- JOB
In the material below, find each line holding the string "xlabel" and copy it.

- RECORD EXCERPTS

+ + + + + + +

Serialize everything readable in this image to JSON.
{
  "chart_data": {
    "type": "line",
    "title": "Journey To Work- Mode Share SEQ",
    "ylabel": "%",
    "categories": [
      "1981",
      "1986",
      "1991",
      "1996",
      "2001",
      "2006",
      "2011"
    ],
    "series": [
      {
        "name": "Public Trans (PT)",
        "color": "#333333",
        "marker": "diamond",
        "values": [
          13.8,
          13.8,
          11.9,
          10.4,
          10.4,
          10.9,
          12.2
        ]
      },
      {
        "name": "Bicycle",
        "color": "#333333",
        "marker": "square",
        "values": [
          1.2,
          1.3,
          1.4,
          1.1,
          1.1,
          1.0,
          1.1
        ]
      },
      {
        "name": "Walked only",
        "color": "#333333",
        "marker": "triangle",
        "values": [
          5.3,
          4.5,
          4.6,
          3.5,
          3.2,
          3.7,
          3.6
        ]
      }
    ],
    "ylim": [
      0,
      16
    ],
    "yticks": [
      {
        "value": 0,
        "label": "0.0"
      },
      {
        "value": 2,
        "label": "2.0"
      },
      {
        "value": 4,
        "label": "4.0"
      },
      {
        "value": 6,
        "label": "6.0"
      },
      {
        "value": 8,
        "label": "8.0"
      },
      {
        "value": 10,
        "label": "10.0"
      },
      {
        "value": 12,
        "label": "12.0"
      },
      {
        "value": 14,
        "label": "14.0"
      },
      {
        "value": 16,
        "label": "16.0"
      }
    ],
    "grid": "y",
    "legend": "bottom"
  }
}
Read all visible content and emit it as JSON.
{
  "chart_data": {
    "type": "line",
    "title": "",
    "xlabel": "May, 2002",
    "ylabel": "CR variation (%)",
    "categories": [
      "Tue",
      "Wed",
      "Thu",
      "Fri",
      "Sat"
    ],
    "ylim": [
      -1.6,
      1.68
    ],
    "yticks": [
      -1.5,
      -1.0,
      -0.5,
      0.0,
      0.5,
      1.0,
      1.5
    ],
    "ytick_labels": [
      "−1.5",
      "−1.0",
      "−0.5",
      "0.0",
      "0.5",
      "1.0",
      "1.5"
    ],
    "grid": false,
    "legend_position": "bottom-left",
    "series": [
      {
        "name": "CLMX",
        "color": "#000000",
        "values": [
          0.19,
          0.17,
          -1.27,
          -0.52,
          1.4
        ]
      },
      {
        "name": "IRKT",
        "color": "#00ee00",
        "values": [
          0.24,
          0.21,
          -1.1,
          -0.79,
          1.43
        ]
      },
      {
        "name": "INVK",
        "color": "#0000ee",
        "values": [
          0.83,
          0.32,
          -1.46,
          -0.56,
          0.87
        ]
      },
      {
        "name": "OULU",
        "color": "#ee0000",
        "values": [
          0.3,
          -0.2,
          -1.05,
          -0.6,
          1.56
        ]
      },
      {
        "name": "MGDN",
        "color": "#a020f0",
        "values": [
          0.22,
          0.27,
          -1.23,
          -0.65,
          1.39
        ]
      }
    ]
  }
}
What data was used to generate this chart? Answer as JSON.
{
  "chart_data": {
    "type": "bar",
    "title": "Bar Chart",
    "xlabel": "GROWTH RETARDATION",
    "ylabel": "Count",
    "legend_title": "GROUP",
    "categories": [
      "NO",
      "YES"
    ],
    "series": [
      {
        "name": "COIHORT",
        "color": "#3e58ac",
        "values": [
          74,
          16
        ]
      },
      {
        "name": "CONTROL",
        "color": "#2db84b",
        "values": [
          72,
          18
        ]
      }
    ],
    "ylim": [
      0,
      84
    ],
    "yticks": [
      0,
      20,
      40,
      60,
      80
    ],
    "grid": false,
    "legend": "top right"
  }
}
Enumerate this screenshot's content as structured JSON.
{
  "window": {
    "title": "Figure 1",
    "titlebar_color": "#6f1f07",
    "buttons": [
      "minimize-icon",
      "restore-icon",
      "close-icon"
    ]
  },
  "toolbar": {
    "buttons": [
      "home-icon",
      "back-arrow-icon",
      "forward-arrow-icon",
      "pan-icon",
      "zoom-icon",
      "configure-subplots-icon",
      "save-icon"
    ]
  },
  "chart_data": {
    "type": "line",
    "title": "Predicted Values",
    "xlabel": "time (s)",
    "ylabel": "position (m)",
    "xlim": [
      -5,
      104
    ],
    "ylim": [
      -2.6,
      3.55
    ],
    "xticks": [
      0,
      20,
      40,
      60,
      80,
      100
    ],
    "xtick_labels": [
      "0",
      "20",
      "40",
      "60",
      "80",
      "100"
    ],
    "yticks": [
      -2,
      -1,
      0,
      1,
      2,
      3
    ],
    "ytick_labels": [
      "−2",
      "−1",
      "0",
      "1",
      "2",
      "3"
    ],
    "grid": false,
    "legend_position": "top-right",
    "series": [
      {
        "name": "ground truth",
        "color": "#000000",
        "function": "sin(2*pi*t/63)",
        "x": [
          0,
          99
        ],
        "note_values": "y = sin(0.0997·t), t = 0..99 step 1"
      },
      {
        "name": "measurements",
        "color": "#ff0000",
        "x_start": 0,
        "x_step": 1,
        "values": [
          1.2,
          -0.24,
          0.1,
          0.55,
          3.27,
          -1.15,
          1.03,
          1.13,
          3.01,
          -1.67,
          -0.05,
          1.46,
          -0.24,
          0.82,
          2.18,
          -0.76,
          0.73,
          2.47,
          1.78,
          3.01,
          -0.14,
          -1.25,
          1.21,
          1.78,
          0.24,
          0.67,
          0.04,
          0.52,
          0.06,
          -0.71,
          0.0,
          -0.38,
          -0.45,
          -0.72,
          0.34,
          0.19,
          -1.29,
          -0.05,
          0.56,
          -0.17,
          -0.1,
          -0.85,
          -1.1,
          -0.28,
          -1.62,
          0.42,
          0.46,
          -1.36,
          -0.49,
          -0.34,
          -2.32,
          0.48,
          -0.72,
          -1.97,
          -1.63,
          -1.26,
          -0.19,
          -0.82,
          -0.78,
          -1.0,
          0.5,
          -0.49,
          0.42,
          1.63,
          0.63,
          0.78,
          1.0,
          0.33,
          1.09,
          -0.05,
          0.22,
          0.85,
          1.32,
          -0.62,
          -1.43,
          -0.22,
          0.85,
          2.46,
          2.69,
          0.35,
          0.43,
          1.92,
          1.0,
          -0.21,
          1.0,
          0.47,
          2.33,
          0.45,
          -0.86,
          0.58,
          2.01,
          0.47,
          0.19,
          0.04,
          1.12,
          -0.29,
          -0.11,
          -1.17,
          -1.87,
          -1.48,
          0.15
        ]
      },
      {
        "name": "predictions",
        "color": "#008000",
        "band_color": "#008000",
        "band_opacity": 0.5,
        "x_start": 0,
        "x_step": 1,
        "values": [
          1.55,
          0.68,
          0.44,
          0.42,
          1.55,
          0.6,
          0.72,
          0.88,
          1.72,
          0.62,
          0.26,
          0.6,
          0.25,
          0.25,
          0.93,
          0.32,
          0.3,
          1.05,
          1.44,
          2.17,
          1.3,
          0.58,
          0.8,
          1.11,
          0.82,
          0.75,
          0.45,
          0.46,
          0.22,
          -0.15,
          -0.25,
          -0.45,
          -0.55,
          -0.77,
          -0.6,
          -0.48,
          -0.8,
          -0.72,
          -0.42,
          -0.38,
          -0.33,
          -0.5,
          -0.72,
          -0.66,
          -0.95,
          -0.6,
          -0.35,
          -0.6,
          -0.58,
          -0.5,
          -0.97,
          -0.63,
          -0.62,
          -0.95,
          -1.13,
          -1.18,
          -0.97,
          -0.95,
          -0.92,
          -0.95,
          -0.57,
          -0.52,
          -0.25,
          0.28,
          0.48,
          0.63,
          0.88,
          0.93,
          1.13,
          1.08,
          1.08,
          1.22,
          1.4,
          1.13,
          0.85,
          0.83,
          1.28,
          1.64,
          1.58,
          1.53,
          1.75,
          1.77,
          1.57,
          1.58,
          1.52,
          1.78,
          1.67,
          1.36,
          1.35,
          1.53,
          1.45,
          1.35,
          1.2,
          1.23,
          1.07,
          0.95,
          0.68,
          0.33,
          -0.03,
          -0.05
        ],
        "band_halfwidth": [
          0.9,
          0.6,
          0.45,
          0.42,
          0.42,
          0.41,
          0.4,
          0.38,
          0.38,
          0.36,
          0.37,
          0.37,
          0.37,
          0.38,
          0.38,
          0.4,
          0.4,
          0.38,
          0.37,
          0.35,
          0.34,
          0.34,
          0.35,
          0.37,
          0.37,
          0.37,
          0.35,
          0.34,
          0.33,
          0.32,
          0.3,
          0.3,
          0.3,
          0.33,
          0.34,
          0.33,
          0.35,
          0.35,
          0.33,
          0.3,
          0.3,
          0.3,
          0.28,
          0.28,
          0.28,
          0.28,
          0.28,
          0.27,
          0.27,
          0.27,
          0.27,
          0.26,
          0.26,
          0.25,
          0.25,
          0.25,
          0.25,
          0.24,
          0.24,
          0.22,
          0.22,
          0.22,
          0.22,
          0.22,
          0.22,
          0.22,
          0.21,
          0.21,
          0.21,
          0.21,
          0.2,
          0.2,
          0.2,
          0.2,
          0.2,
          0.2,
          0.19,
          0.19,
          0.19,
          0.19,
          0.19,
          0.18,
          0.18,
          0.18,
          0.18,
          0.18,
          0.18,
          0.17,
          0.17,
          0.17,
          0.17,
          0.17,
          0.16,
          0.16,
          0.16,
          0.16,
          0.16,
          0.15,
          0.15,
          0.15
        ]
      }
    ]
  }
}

+ + + + + + +

- EXPECTED ANSWER
    "xlabel": "May, 2002",
    "xlabel": "GROWTH RETARDATION",
    "xlabel": "time (s)",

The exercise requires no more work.